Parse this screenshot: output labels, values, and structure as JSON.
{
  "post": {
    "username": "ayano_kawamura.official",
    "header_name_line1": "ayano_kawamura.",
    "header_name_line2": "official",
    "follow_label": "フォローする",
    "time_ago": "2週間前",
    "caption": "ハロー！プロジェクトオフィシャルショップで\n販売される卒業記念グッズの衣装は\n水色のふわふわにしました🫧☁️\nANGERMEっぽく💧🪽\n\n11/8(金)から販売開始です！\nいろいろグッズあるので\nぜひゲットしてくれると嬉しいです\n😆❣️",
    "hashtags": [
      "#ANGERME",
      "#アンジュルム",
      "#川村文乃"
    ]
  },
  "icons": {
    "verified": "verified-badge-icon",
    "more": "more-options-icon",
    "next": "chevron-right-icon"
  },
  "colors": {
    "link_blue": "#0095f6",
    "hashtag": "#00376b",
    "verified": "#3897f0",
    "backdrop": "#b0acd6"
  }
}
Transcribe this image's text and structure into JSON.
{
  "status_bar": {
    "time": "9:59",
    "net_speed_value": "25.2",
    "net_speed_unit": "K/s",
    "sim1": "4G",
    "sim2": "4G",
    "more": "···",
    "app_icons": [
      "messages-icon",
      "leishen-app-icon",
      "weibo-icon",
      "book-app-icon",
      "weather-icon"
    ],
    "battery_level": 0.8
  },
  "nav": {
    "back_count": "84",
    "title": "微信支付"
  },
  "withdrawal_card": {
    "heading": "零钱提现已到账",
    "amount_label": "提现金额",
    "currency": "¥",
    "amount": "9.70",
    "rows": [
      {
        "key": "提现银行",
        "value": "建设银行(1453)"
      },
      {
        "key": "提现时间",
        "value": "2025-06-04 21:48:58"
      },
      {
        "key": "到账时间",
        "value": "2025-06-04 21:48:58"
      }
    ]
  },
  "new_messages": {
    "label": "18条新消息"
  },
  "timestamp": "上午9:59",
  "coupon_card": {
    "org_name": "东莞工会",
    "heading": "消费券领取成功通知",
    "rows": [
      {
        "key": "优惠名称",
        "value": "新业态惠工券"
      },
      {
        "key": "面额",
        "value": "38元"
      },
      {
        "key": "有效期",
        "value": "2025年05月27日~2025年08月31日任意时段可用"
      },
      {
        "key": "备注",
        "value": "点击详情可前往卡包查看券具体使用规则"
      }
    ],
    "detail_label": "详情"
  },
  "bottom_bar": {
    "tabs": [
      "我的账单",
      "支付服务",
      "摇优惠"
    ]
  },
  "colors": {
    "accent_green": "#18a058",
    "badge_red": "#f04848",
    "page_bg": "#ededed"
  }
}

Work to do —
Copy every line of the material, please, keeping it exactly the same.

Task result —
Parse this screenshot: output labels, values, and structure as JSON.
{
  "post": {
    "username": "ayano_kawamura.official",
    "header_name_line1": "ayano_kawamura.",
    "header_name_line2": "official",
    "follow_label": "フォローする",
    "time_ago": "2週間前",
    "caption": "ハロー！プロジェクトオフィシャルショップで\n販売される卒業記念グッズの衣装は\n水色のふわふわにしました🫧☁️\nANGERMEっぽく💧🪽\n\n11/8(金)から販売開始です！\nいろいろグッズあるので\nぜひゲットしてくれると嬉しいです\n😆❣️",
    "hashtags": [
      "#ANGERME",
      "#アンジュルム",
      "#川村文乃"
    ]
  },
  "icons": {
    "verified": "verified-badge-icon",
    "more": "more-options-icon",
    "next": "chevron-right-icon"
  },
  "colors": {
    "link_blue": "#0095f6",
    "hashtag": "#00376b",
    "verified": "#3897f0",
    "backdrop": "#b0acd6"
  }
}
Transcribe this image's text and structure into JSON.
{
  "status_bar": {
    "time": "9:59",
    "net_speed_value": "25.2",
    "net_speed_unit": "K/s",
    "sim1": "4G",
    "sim2": "4G",
    "more": "···",
    "app_icons": [
      "messages-icon",
      "leishen-app-icon",
      "weibo-icon",
      "book-app-icon",
      "weather-icon"
    ],
    "battery_level": 0.8
  },
  "nav": {
    "back_count": "84",
    "title": "微信支付"
  },
  "withdrawal_card": {
    "heading": "零钱提现已到账",
    "amount_label": "提现金额",
    "currency": "¥",
    "amount": "9.70",
    "rows": [
      {
        "key": "提现银行",
        "value": "建设银行(1453)"
      },
      {
        "key": "提现时间",
        "value": "2025-06-04 21:48:58"
      },
      {
        "key": "到账时间",
        "value": "2025-06-04 21:48:58"
      }
    ]
  },
  "new_messages": {
    "label": "18条新消息"
  },
  "timestamp": "上午9:59",
  "coupon_card": {
    "org_name": "东莞工会",
    "heading": "消费券领取成功通知",
    "rows": [
      {
        "key": "优惠名称",
        "value": "新业态惠工券"
      },
      {
        "key": "面额",
        "value": "38元"
      },
      {
        "key": "有效期",
        "value": "2025年05月27日~2025年08月31日任意时段可用"
      },
      {
        "key": "备注",
        "value": "点击详情可前往卡包查看券具体使用规则"
      }
    ],
    "detail_label": "详情"
  },
  "bottom_bar": {
    "tabs": [
      "我的账单",
      "支付服务",
      "摇优惠"
    ]
  },
  "colors": {
    "accent_green": "#18a058",
    "badge_red": "#f04848",
    "page_bg": "#ededed"
  }
}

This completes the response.